### [REQUIRED TASKS]
A. In the article on ICU families during COVID-19, copy the passage that begins at "How families of" and ends after "new contagious virus.".
B. According to the article on ICU families during COVID-19, why did the researchers expect family members' distress to increase during the pandemic? Answer in one to three sentences.
━━━━━ STUDY TEXT
How families of critically ill fared during COVID-19
Having a loved one in the intensive care unit is difficult at any time. But the COVID-19 pandemic created additional burdens on families, from visitor restrictions to the uncertainties of a new contagious virus.
A study by researchers at Rush University Medical Center found that families of ICU patients admitted during the pandemic reported significantly more symptoms of depression than those admitted before COVID-19. Yet, the study results, shared in a research letter in the June issue of Chest, showed the two groups reported similar levels of clinically significant anxiety and acute stress.
"Prior to COVID-19, we really tried to make the ICU seem like a welcoming place for families as a way of alleviating some of the stress of having a critically ill loved one," says Jared Greenberg, MD, a pulmonology and critical care physician at Rush University Medical Center. "So, we hypothesized that the lack of direct contact with the patient and the medical team would increase their distress."
The study surveyed patient surrogates—the family members responsible for making decisions on behalf of ICU patients—by having them fill out two standardized questionnaires, the Hospital Anxiety and Depression Scale and the Impact of Events Scale Revised. Researchers compared the results of the family members of patients admitted to the ICU between March 18 and June 1, 2020, and those admitted in the months before the pandemic began.
━━━━━━━━━━
━━━━━ DATA PROVIDED
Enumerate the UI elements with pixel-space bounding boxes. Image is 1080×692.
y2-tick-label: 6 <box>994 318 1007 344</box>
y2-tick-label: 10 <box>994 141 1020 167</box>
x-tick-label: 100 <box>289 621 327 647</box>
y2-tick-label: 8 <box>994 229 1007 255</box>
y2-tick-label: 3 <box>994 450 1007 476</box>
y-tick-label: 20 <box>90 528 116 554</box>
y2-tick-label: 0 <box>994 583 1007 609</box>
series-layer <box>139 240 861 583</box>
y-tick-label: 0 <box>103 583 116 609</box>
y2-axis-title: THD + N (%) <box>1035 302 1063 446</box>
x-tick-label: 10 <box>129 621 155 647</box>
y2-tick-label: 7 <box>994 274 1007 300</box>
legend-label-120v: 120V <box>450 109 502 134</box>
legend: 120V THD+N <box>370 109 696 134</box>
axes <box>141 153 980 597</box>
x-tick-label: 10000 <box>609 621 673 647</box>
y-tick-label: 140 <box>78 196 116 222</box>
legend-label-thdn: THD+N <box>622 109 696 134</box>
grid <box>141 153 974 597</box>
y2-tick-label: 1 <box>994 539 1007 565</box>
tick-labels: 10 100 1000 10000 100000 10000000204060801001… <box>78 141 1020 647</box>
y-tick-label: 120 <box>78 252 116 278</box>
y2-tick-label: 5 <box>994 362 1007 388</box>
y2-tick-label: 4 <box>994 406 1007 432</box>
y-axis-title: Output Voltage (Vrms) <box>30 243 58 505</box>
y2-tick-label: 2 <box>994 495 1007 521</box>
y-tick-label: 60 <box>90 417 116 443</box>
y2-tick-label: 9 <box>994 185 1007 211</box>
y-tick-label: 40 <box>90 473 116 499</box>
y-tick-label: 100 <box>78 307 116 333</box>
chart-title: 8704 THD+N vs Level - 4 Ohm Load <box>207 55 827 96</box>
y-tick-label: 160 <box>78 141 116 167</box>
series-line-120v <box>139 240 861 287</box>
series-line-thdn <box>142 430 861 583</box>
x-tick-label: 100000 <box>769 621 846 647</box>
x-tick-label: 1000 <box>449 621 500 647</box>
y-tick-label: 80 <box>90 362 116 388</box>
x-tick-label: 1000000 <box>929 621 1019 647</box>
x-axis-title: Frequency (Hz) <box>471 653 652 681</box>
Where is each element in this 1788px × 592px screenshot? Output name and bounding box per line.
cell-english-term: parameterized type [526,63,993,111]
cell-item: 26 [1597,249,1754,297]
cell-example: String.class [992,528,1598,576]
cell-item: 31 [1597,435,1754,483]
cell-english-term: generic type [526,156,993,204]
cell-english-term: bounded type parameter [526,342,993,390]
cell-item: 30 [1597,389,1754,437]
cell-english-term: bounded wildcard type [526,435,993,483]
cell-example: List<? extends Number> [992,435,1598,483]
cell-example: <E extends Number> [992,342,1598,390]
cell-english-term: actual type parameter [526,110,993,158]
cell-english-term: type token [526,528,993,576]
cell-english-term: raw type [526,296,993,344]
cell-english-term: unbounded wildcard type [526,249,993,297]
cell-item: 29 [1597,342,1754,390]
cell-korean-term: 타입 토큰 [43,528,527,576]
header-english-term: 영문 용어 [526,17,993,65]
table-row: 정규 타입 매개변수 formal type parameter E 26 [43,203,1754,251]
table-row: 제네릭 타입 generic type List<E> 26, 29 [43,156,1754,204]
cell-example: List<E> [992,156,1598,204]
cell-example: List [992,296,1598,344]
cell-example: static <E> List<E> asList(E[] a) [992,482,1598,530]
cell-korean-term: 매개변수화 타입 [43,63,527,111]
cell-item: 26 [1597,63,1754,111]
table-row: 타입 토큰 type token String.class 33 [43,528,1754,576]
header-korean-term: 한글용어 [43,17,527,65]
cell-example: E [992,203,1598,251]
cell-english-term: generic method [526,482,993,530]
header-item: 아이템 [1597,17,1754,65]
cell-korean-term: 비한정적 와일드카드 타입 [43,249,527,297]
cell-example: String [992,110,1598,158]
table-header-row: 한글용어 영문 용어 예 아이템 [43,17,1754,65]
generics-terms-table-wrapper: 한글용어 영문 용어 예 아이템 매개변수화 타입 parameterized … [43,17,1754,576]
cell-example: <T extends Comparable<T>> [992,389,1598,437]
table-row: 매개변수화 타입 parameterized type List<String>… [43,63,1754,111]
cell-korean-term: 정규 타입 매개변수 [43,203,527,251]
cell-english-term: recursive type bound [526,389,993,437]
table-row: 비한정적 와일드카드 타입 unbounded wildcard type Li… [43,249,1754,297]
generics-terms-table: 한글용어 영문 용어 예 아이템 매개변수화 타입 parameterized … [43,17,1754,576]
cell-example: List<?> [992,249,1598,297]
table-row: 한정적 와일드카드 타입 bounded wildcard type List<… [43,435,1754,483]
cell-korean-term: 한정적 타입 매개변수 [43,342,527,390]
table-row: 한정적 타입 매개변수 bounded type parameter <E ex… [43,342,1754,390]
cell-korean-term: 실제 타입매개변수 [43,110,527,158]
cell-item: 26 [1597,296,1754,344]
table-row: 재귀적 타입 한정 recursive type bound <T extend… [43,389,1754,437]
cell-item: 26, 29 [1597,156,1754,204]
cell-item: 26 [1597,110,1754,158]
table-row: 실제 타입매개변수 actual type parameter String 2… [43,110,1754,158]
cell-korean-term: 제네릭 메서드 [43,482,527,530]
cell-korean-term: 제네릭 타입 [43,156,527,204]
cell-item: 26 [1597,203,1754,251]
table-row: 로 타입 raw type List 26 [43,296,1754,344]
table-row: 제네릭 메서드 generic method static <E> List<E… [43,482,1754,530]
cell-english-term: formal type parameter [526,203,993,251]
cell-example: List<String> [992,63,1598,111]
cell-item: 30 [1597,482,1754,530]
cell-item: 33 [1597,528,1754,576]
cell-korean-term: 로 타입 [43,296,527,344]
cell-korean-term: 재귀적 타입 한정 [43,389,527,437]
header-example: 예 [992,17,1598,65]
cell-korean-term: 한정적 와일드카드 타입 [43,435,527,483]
━━━━━━━━━━
### [ANSWER LIST]
A.
How families of critically ill fared during COVID-19
Having a loved one in the intensive care unit is difficult at any time. But the COVID-19 pandemic created additional burdens on families, from visitor restrictions to the uncertainties of a new contagious virus.

B. Before COVID-19, the ICU had tried to seem welcoming to families as a way to ease some of the stress of having a critically ill loved one. The researchers therefore hypothesized that losing direct contact with the patient and the medical team would increase families' distress.